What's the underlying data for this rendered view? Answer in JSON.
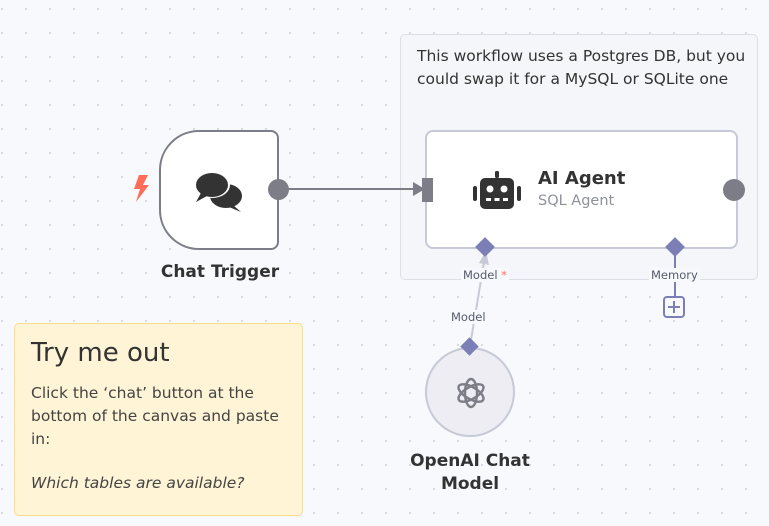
{
  "canvas": {
    "background": "#f8f9fc",
    "accent_port_color": "#7b7fb6",
    "trigger_color": "#ff6d5a"
  },
  "sticky_notes": {
    "info": {
      "text": "This workflow uses a Postgres DB, but you could swap it for a MySQL or SQLite one"
    },
    "try_me": {
      "title": "Try me out",
      "body": "Click the ‘chat’ button at the bottom of the canvas and paste in:",
      "example": "Which tables are available?"
    }
  },
  "nodes": {
    "chat_trigger": {
      "label": "Chat Trigger",
      "icon": "chat-bubbles-icon",
      "badge_icon": "lightning-bolt-icon"
    },
    "ai_agent": {
      "title": "AI Agent",
      "subtitle": "SQL Agent",
      "icon": "robot-icon"
    },
    "openai_chat_model": {
      "label": "OpenAI Chat Model",
      "icon": "openai-logo-icon"
    }
  },
  "ports": {
    "model": {
      "label": "Model",
      "required_marker": "*"
    },
    "memory": {
      "label": "Memory"
    },
    "openai_output": {
      "label": "Model"
    }
  }
}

- _WHAT TO PRODUCE_
Images do not belong in the copy; reproduce all other parts of the records above verbatim.

- _SOLVED PROBLEM_
What's the underlying data for this rendered view? Answer in JSON.
{
  "canvas": {
    "background": "#f8f9fc",
    "accent_port_color": "#7b7fb6",
    "trigger_color": "#ff6d5a"
  },
  "sticky_notes": {
    "info": {
      "text": "This workflow uses a Postgres DB, but you could swap it for a MySQL or SQLite one"
    },
    "try_me": {
      "title": "Try me out",
      "body": "Click the ‘chat’ button at the bottom of the canvas and paste in:",
      "example": "Which tables are available?"
    }
  },
  "nodes": {
    "chat_trigger": {
      "label": "Chat Trigger",
      "icon": "chat-bubbles-icon",
      "badge_icon": "lightning-bolt-icon"
    },
    "ai_agent": {
      "title": "AI Agent",
      "subtitle": "SQL Agent",
      "icon": "robot-icon"
    },
    "openai_chat_model": {
      "label": "OpenAI Chat Model",
      "icon": "openai-logo-icon"
    }
  },
  "ports": {
    "model": {
      "label": "Model",
      "required_marker": "*"
    },
    "memory": {
      "label": "Memory"
    },
    "openai_output": {
      "label": "Model"
    }
  }
}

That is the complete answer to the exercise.